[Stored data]
'''
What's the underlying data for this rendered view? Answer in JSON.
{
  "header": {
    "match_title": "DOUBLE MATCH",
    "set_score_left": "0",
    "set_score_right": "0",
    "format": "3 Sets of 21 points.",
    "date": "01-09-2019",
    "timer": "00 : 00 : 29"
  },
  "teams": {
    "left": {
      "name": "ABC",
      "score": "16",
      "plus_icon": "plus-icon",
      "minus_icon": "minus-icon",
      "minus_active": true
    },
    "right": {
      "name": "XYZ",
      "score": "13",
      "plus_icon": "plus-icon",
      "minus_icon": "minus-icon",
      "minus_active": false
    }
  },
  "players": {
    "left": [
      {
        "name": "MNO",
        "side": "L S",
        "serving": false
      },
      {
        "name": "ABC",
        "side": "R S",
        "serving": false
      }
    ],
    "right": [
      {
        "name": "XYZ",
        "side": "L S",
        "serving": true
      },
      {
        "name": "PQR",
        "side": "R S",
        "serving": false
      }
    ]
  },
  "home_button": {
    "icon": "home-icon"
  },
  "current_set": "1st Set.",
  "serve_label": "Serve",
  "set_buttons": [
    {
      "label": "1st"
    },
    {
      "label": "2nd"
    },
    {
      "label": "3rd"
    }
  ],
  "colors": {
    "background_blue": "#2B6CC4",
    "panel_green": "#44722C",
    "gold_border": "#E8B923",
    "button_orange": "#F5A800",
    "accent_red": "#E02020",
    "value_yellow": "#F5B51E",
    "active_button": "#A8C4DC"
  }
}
'''
## EXERCISE DIRECTIONS
Make an exact copy of the records.

## RESULT
What's the underlying data for this rendered view? Answer in JSON.
{
  "header": {
    "match_title": "DOUBLE MATCH",
    "set_score_left": "0",
    "set_score_right": "0",
    "format": "3 Sets of 21 points.",
    "date": "01-09-2019",
    "timer": "00 : 00 : 29"
  },
  "teams": {
    "left": {
      "name": "ABC",
      "score": "16",
      "plus_icon": "plus-icon",
      "minus_icon": "minus-icon",
      "minus_active": true
    },
    "right": {
      "name": "XYZ",
      "score": "13",
      "plus_icon": "plus-icon",
      "minus_icon": "minus-icon",
      "minus_active": false
    }
  },
  "players": {
    "left": [
      {
        "name": "MNO",
        "side": "L S",
        "serving": false
      },
      {
        "name": "ABC",
        "side": "R S",
        "serving": false
      }
    ],
    "right": [
      {
        "name": "XYZ",
        "side": "L S",
        "serving": true
      },
      {
        "name": "PQR",
        "side": "R S",
        "serving": false
      }
    ]
  },
  "home_button": {
    "icon": "home-icon"
  },
  "current_set": "1st Set.",
  "serve_label": "Serve",
  "set_buttons": [
    {
      "label": "1st"
    },
    {
      "label": "2nd"
    },
    {
      "label": "3rd"
    }
  ],
  "colors": {
    "background_blue": "#2B6CC4",
    "panel_green": "#44722C",
    "gold_border": "#E8B923",
    "button_orange": "#F5A800",
    "accent_red": "#E02020",
    "value_yellow": "#F5B51E",
    "active_button": "#A8C4DC"
  }
}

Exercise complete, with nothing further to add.